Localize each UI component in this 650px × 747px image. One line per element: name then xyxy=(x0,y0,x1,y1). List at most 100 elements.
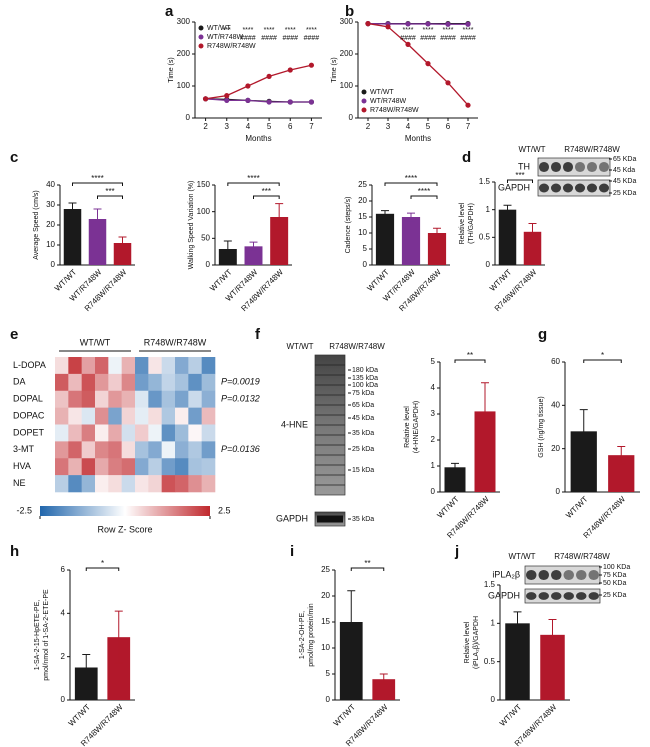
colorbar-tick-label: -2.5 xyxy=(16,505,32,515)
significance-bracket xyxy=(72,182,123,186)
data-point xyxy=(425,61,431,67)
x-tick-label: 6 xyxy=(446,122,451,131)
data-point xyxy=(287,67,293,73)
data-point xyxy=(465,21,471,27)
heatmap-cell xyxy=(68,390,82,408)
blot-band xyxy=(526,592,537,600)
significance-label: #### xyxy=(304,35,320,42)
significance-bracket xyxy=(253,195,280,199)
heatmap-cell xyxy=(161,407,176,425)
blot-band xyxy=(598,183,610,193)
blot-band xyxy=(586,161,598,173)
blot-row-label: 4-HNE xyxy=(281,419,308,429)
heatmap-cell xyxy=(148,407,162,425)
heatmap-cell xyxy=(81,357,96,375)
heatmap-cell xyxy=(68,373,82,392)
x-tick-label: 4 xyxy=(246,122,251,131)
blot-band xyxy=(563,569,574,581)
heatmap-cell xyxy=(135,373,149,392)
y-tick-label: 5 xyxy=(326,669,331,678)
marker-label: 45 KDa xyxy=(613,178,636,185)
y-tick-label: 100 xyxy=(197,207,211,216)
x-tick-label: WT/WT xyxy=(332,702,358,728)
panel-letter: g xyxy=(538,326,547,343)
heatmap-cell xyxy=(95,441,109,459)
bar xyxy=(401,217,421,265)
heatmap-cell xyxy=(68,441,82,459)
marker-label: 65 KDa xyxy=(613,156,636,163)
y-tick-label: 0 xyxy=(556,487,561,496)
y-tick-label: 25 xyxy=(358,180,367,189)
bar xyxy=(63,209,82,265)
heatmap-cell xyxy=(175,373,189,392)
heatmap-cell xyxy=(108,390,122,408)
data-point xyxy=(266,73,272,79)
heatmap-cell xyxy=(201,407,216,425)
panel-letter: b xyxy=(345,3,354,20)
blot-band xyxy=(588,592,599,600)
y-tick-label: 0.5 xyxy=(484,657,496,666)
marker-label: 100 kDa xyxy=(352,382,378,389)
marker-label: 25 KDa xyxy=(613,190,636,197)
significance-label: * xyxy=(601,351,604,360)
heatmap-cell xyxy=(121,424,136,442)
heatmap-cell xyxy=(161,390,176,408)
heatmap-cell xyxy=(201,390,216,408)
significance-label: #### xyxy=(420,35,436,42)
legend-label: WT/WT xyxy=(370,89,394,96)
heatmap-cell xyxy=(201,357,216,375)
series-line xyxy=(205,64,312,100)
row-label: DA xyxy=(13,377,26,387)
panel-letter: d xyxy=(462,149,471,166)
bar xyxy=(427,233,447,265)
significance-label: **** xyxy=(403,27,414,34)
heatmap-cell xyxy=(161,357,176,375)
significance-label: **** xyxy=(242,27,253,34)
x-tick-label: 5 xyxy=(426,122,431,131)
marker-label: 35 kDa xyxy=(352,430,374,437)
error-bar xyxy=(528,223,537,241)
panel-letter: c xyxy=(10,149,18,166)
x-tick-label: WT/WT xyxy=(435,494,461,520)
y-axis-label: Relative level xyxy=(404,406,411,448)
heatmap-cell xyxy=(68,458,82,476)
significance-label: #### xyxy=(282,35,298,42)
heatmap-cell xyxy=(55,424,69,442)
blot-band xyxy=(538,183,550,193)
y-tick-label: 100 xyxy=(177,81,191,90)
colorbar xyxy=(40,506,210,516)
heatmap-cell xyxy=(161,424,176,442)
error-bar xyxy=(503,204,512,215)
error-bar xyxy=(433,227,441,239)
heatmap-cell xyxy=(55,390,69,408)
marker-label: 45 kDa xyxy=(352,415,374,422)
significance-label: #### xyxy=(261,35,277,42)
data-point xyxy=(308,62,315,68)
y-tick-label: 150 xyxy=(197,180,211,189)
significance-label: **** xyxy=(247,174,259,183)
heatmap-cell xyxy=(135,424,149,442)
y-axis-label: GSH (ng/mg tissue) xyxy=(538,396,545,457)
heatmap-cell xyxy=(175,357,189,375)
error-bar xyxy=(82,654,91,681)
panel-letter: a xyxy=(165,3,174,20)
y-axis-label: 1-SA-2-OH-PE, xyxy=(299,611,306,659)
legend-label: WT/R748W xyxy=(370,98,407,105)
y-axis-label: Time (s) xyxy=(168,57,175,82)
heatmap-cell xyxy=(121,407,136,425)
data-point xyxy=(308,99,315,105)
blot-band xyxy=(574,161,586,173)
significance-label: **** xyxy=(443,27,454,34)
error-bar xyxy=(481,382,489,441)
heatmap-cell xyxy=(188,458,202,476)
blot-header: WT/WT xyxy=(508,552,535,561)
blot-band xyxy=(317,515,343,523)
heatmap-cell xyxy=(55,458,69,476)
blot-band xyxy=(550,183,562,193)
error-bar xyxy=(114,610,123,664)
legend-marker xyxy=(361,98,367,104)
bar xyxy=(88,219,107,265)
bar xyxy=(372,679,396,700)
legend-label: R748W/R748W xyxy=(207,43,256,50)
heatmap-cell xyxy=(188,390,202,408)
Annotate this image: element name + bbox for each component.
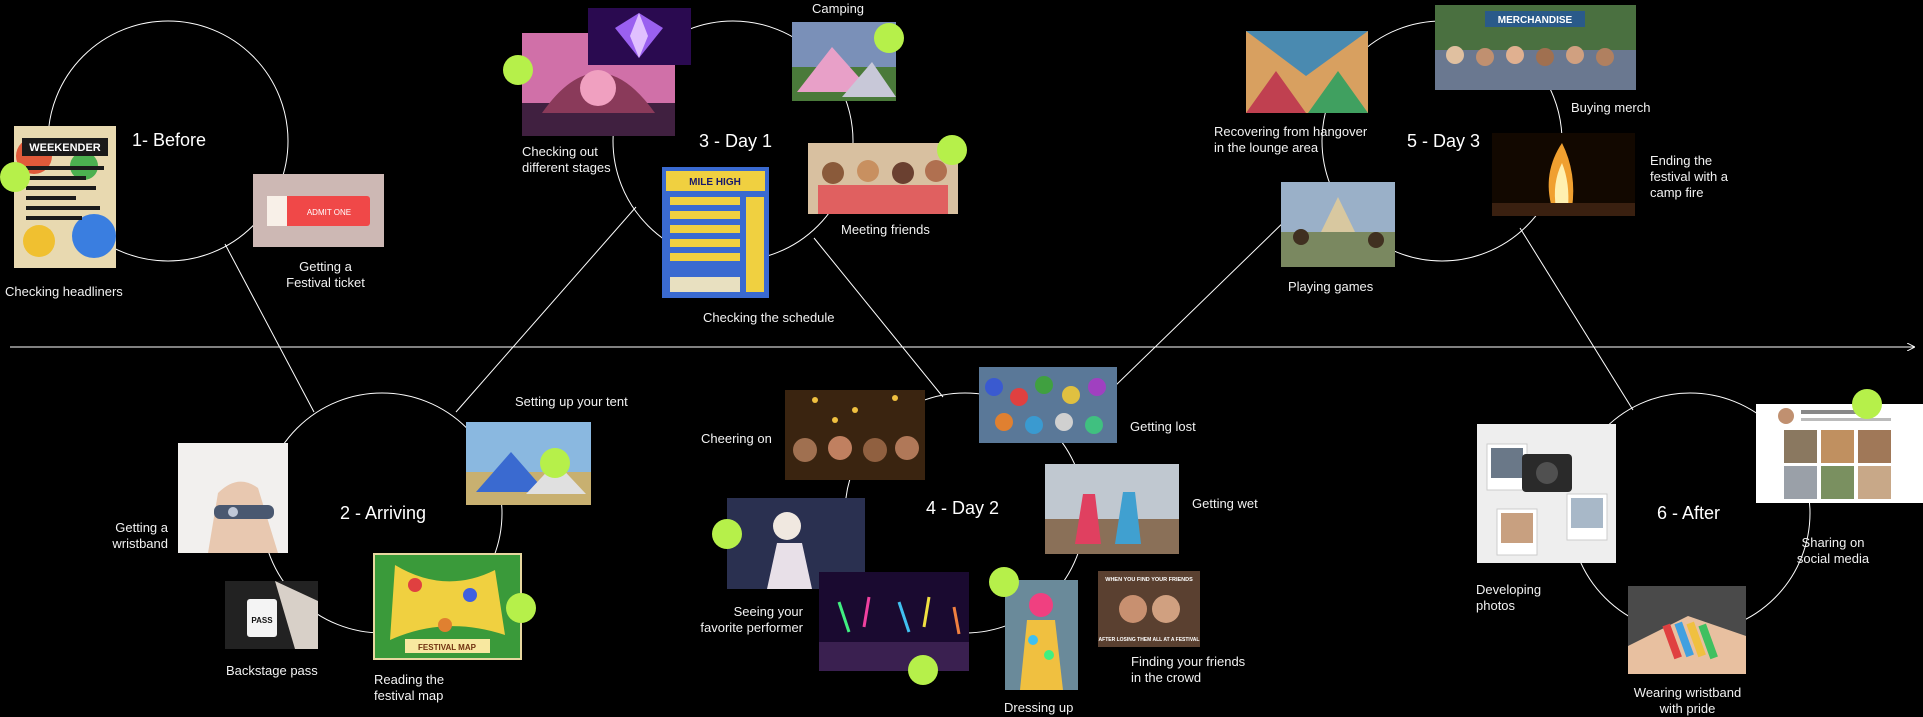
stage-title-after: 6 - After: [1657, 503, 1721, 523]
stage-title-day1: 3 - Day 1: [699, 131, 773, 151]
cheering-crowd-image: [785, 390, 925, 480]
accent-dot: [908, 655, 938, 685]
label-getting-wristband: Getting a wristband: [112, 520, 168, 551]
wristbands-image: [1628, 586, 1746, 674]
stage-title-day3: 5 - Day 3: [1407, 131, 1481, 151]
label-playing-games: Playing games: [1288, 279, 1374, 294]
wristband-image: [178, 443, 288, 553]
accent-dot: [1852, 389, 1882, 419]
stage-lights-image: [588, 8, 691, 65]
festival-map-image: FESTIVAL MAP: [373, 553, 522, 660]
label-festival-ticket: Getting a Festival ticket: [286, 259, 365, 290]
label-meeting-friends: Meeting friends: [841, 222, 930, 237]
merch-stand-image: MERCHANDISE: [1435, 5, 1636, 90]
festival-stage-image: [522, 33, 675, 136]
accent-dot: [0, 162, 30, 192]
muddy-field-image: [1045, 464, 1179, 554]
tent-image: [466, 422, 591, 505]
accent-dot: [540, 448, 570, 478]
stage-title-arriving: 2 - Arriving: [340, 503, 427, 523]
label-buying-merch: Buying merch: [1571, 100, 1651, 115]
label-checking-stages: Checking out different stages: [522, 144, 611, 175]
tent-field-image: [979, 367, 1117, 443]
label-recovering: Recovering from hangover in the lounge a…: [1214, 124, 1368, 155]
ticket-text: ADMIT ONE: [307, 208, 351, 217]
label-setting-up-tent: Setting up your tent: [515, 394, 628, 409]
meeting-friends-image: [808, 143, 958, 214]
polaroid-photos-image: [1477, 424, 1616, 563]
stage-title-day2: 4 - Day 2: [926, 498, 1000, 518]
merch-sign-text: MERCHANDISE: [1498, 15, 1573, 26]
label-wearing-wristband: Wearing wristband with pride: [1633, 685, 1742, 716]
camping-image: [792, 22, 896, 101]
accent-dot: [712, 519, 742, 549]
costume-image: [1005, 580, 1078, 690]
label-checking-headliners: Checking headliners: [5, 284, 123, 299]
label-getting-lost: Getting lost: [1130, 419, 1196, 434]
poster-title-text: WEEKENDER: [29, 142, 101, 154]
backstage-pass-image: PASS: [225, 581, 318, 649]
pass-text: PASS: [251, 616, 273, 625]
camp-fire-image: [1492, 133, 1635, 216]
label-backstage-pass: Backstage pass: [226, 663, 318, 678]
label-dressing-up: Dressing up: [1004, 700, 1074, 715]
headliners-poster-image: WEEKENDER: [14, 126, 116, 268]
glowstick-crowd-image: [819, 572, 969, 671]
meme-bottom-text: AFTER LOSING THEM ALL AT A FESTIVAL: [1099, 637, 1200, 643]
accent-dot: [506, 593, 536, 623]
playing-games-image: [1281, 182, 1395, 267]
label-reading-map: Reading the festival map: [374, 672, 445, 703]
accent-dot: [937, 135, 967, 165]
schedule-text: MILE HIGH: [689, 177, 741, 188]
label-cheering-on: Cheering on: [701, 431, 772, 446]
label-checking-schedule: Checking the schedule: [703, 310, 835, 325]
label-getting-wet: Getting wet: [1192, 496, 1258, 511]
performer-image: [727, 498, 865, 589]
lounge-area-image: [1246, 31, 1368, 113]
meme-top-text: WHEN YOU FIND YOUR FRIENDS: [1105, 577, 1193, 583]
accent-dot: [503, 55, 533, 85]
label-developing-photos: Developing photos: [1476, 582, 1542, 613]
stage-title-before: 1- Before: [132, 130, 207, 150]
festival-ticket-image: ADMIT ONE: [253, 174, 384, 247]
label-camp-fire: Ending the festival with a camp fire: [1650, 153, 1729, 200]
label-favorite-performer: Seeing your favorite performer: [700, 604, 803, 635]
map-text: FESTIVAL MAP: [418, 643, 477, 652]
festival-schedule-image: MILE HIGH: [662, 167, 769, 298]
label-finding-friends: Finding your friends in the crowd: [1131, 654, 1246, 685]
friends-meme-image: WHEN YOU FIND YOUR FRIENDS AFTER LOSING …: [1098, 571, 1200, 647]
label-sharing-social: Sharing on social media: [1796, 535, 1870, 566]
social-media-image: [1756, 404, 1923, 503]
accent-dot: [874, 23, 904, 53]
accent-dot: [989, 567, 1019, 597]
label-camping: Camping: [812, 1, 865, 16]
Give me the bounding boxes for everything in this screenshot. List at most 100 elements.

* SHORT PROBLEM *
Can you extract and repeat verbatim the lines from the one containing "stage-title-after: 6 - After: [1657, 503, 1721, 523]" up to and including the one containing "festival-map-image: FESTIVAL MAP: [373, 553, 522, 660]"?

* RESULT FOR THIS EXERCISE *
stage-title-after: 6 - After: [1657, 503, 1721, 523]
stage-title-day1: 3 - Day 1: [699, 131, 773, 151]
cheering-crowd-image: [785, 390, 925, 480]
accent-dot: [908, 655, 938, 685]
label-getting-wristband: Getting a wristband: [112, 520, 168, 551]
wristbands-image: [1628, 586, 1746, 674]
stage-title-day3: 5 - Day 3: [1407, 131, 1481, 151]
label-playing-games: Playing games: [1288, 279, 1374, 294]
wristband-image: [178, 443, 288, 553]
accent-dot: [1852, 389, 1882, 419]
stage-lights-image: [588, 8, 691, 65]
festival-map-image: FESTIVAL MAP: [373, 553, 522, 660]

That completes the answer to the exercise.